-- Start of Source records --

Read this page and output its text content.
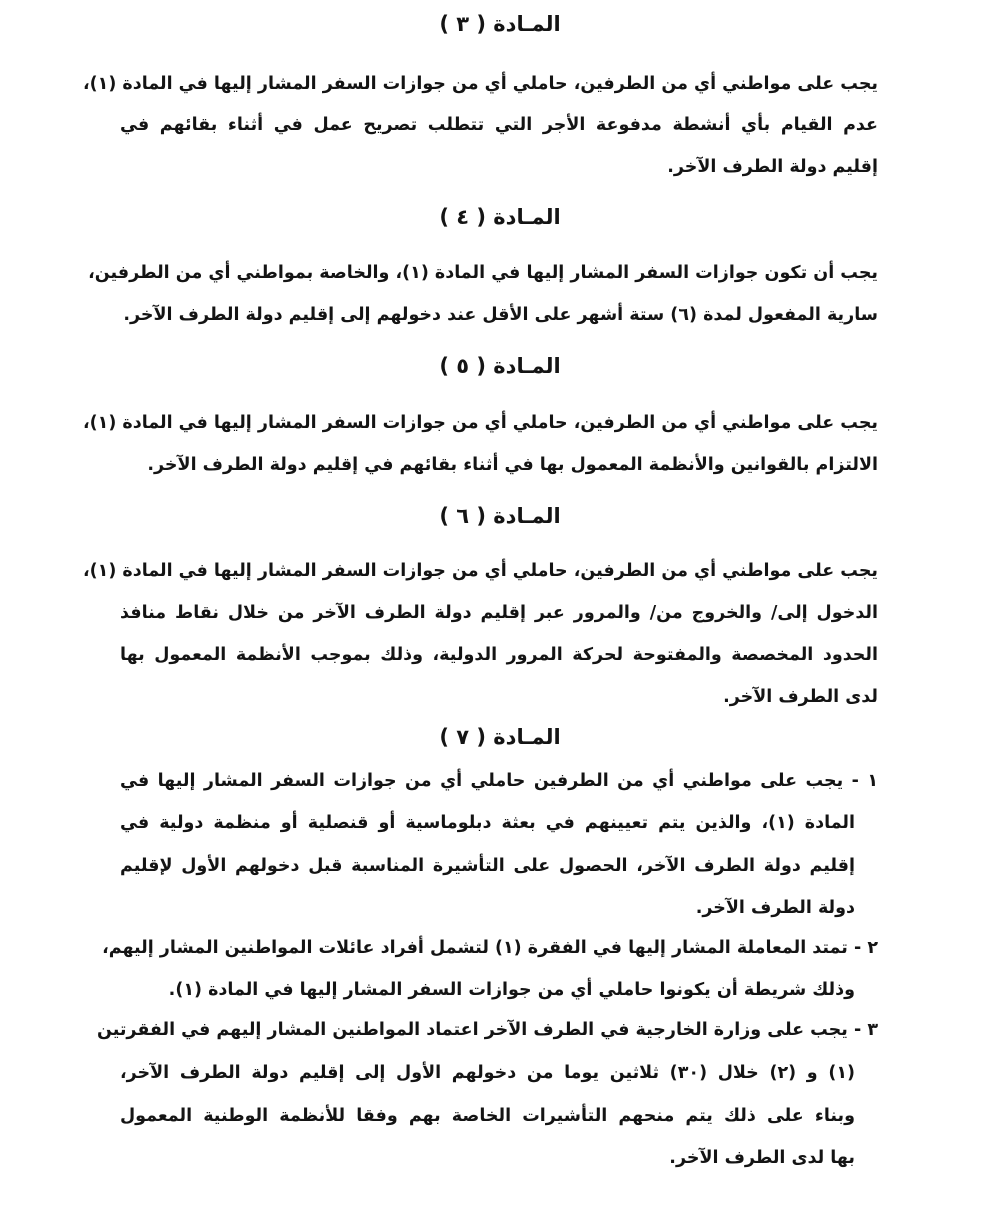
المـادة ( ٣ )
يجب على مواطني أي من الطرفين، حاملي أي من جوازات السفر المشار إليها في المادة (١)،
عدم القيام بأي أنشطة مدفوعة الأجر التي تتطلب تصريح عمل في أثناء بقائهم في
إقليم دولة الطرف الآخر.
المـادة ( ٤ )
يجب أن تكون جوازات السفر المشار إليها في المادة (١)، والخاصة بمواطني أي من الطرفين،
سارية المفعول لمدة (٦) ستة أشهر على الأقل عند دخولهم إلى إقليم دولة الطرف الآخر.
المـادة ( ٥ )
يجب على مواطني أي من الطرفين، حاملي أي من جوازات السفر المشار إليها في المادة (١)،
الالتزام بالقوانين والأنظمة المعمول بها في أثناء بقائهم في إقليم دولة الطرف الآخر.
المـادة ( ٦ )
يجب على مواطني أي من الطرفين، حاملي أي من جوازات السفر المشار إليها في المادة (١)،
الدخول إلى/ والخروج من/ والمرور عبر إقليم دولة الطرف الآخر من خلال نقاط منافذ
الحدود المخصصة والمفتوحة لحركة المرور الدولية، وذلك بموجب الأنظمة المعمول بها
لدى الطرف الآخر.
المـادة ( ٧ )
١ - يجب على مواطني أي من الطرفين حاملي أي من جوازات السفر المشار إليها في
المادة (١)، والذين يتم تعيينهم في بعثة دبلوماسية أو قنصلية أو منظمة دولية في
إقليم دولة الطرف الآخر، الحصول على التأشيرة المناسبة قبل دخولهم الأول لإقليم
دولة الطرف الآخر.
٢ - تمتد المعاملة المشار إليها في الفقرة (١) لتشمل أفراد عائلات المواطنين المشار إليهم،
وذلك شريطة أن يكونوا حاملي أي من جوازات السفر المشار إليها في المادة (١).
٣ - يجب على وزارة الخارجية في الطرف الآخر اعتماد المواطنين المشار إليهم في الفقرتين
(١) و (٢) خلال (٣٠) ثلاثين يوما من دخولهم الأول إلى إقليم دولة الطرف الآخر،
وبناء على ذلك يتم منحهم التأشيرات الخاصة بهم وفقا للأنظمة الوطنية المعمول
بها لدى الطرف الآخر.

-- End of Source records --

(Aim):
Lines holding the word "خلال" in the entries above are the ones to pull out. Copy them all.

(The result):
الدخول إلى/ والخروج من/ والمرور عبر إقليم دولة الطرف الآخر من خلال نقاط منافذ
(١) و (٢) خلال (٣٠) ثلاثين يوما من دخولهم الأول إلى إقليم دولة الطرف الآخر،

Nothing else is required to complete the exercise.